Exercise → Here are some records; copy every line that holds the word "uchwały".

Input records →
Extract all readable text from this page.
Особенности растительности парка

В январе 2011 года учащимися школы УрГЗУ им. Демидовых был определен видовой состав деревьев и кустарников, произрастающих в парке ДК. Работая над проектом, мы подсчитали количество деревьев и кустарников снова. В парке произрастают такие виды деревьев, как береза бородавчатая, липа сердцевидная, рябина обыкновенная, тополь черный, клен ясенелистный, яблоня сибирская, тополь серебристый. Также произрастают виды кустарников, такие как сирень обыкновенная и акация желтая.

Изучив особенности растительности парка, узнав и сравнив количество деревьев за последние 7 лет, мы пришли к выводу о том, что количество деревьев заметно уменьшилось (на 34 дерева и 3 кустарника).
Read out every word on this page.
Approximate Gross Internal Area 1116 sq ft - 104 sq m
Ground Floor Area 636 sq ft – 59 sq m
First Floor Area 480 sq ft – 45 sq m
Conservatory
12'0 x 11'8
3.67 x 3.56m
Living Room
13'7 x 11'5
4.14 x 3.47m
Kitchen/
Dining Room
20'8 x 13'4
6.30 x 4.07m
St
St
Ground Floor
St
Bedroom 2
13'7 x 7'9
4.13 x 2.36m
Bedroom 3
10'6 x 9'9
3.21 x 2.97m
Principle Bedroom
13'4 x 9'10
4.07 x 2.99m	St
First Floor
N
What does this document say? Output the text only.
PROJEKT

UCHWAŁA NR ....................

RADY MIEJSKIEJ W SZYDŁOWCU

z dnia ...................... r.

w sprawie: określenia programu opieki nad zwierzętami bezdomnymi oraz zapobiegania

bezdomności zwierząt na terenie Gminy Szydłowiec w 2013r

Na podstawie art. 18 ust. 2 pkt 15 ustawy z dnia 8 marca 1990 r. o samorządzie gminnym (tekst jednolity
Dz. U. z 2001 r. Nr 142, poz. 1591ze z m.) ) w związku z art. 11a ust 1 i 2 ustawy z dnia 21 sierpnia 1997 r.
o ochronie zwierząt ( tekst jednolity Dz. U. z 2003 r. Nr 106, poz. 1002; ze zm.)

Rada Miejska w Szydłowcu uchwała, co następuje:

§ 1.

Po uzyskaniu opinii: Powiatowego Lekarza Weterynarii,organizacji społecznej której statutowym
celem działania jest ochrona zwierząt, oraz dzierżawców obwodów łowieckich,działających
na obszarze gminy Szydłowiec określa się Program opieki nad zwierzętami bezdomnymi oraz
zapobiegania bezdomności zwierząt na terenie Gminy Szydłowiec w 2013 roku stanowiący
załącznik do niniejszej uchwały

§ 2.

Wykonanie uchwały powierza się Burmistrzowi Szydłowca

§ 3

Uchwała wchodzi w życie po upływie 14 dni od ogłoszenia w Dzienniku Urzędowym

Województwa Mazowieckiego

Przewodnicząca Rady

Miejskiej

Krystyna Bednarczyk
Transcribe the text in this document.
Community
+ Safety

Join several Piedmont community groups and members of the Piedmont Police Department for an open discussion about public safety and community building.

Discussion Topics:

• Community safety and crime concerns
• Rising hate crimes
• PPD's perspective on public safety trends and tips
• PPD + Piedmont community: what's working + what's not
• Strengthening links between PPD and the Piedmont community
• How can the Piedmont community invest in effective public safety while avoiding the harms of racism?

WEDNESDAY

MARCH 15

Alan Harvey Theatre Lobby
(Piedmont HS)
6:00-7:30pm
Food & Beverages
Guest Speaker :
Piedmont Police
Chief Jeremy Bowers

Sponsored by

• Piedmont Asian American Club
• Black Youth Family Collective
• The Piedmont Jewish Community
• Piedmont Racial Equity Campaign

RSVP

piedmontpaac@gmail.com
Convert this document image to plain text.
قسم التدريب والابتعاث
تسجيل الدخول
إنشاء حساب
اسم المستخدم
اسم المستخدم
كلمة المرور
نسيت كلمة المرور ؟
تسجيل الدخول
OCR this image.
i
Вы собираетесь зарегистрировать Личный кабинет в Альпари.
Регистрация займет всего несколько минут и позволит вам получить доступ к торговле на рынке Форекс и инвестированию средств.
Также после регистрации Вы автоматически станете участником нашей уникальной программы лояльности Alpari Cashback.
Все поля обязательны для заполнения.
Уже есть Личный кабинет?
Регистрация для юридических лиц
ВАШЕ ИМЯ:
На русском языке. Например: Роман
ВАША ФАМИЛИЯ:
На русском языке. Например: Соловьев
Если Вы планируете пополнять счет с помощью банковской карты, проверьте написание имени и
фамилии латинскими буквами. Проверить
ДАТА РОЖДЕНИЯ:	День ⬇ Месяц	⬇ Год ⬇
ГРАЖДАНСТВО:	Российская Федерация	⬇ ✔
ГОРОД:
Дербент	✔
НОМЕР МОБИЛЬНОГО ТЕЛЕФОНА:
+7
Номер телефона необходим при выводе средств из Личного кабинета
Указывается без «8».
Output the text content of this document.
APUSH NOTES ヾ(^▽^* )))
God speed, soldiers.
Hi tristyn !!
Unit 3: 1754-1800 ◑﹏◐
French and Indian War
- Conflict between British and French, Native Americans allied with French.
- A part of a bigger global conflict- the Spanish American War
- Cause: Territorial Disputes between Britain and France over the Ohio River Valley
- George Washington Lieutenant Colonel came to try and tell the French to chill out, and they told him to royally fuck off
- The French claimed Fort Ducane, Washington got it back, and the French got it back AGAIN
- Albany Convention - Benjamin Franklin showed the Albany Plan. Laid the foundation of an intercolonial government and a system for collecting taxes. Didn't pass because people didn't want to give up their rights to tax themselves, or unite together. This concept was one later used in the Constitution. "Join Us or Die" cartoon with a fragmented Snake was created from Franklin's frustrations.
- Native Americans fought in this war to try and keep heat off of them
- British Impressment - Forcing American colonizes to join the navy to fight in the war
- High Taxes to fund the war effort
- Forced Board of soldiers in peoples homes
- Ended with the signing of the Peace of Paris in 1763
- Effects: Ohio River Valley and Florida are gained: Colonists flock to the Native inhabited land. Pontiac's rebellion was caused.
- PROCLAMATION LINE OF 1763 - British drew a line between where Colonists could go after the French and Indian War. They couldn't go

Correct result →
załącznik do niniejszej uchwały
Wykonanie uchwały powierza się Burmistrzowi Szydłowca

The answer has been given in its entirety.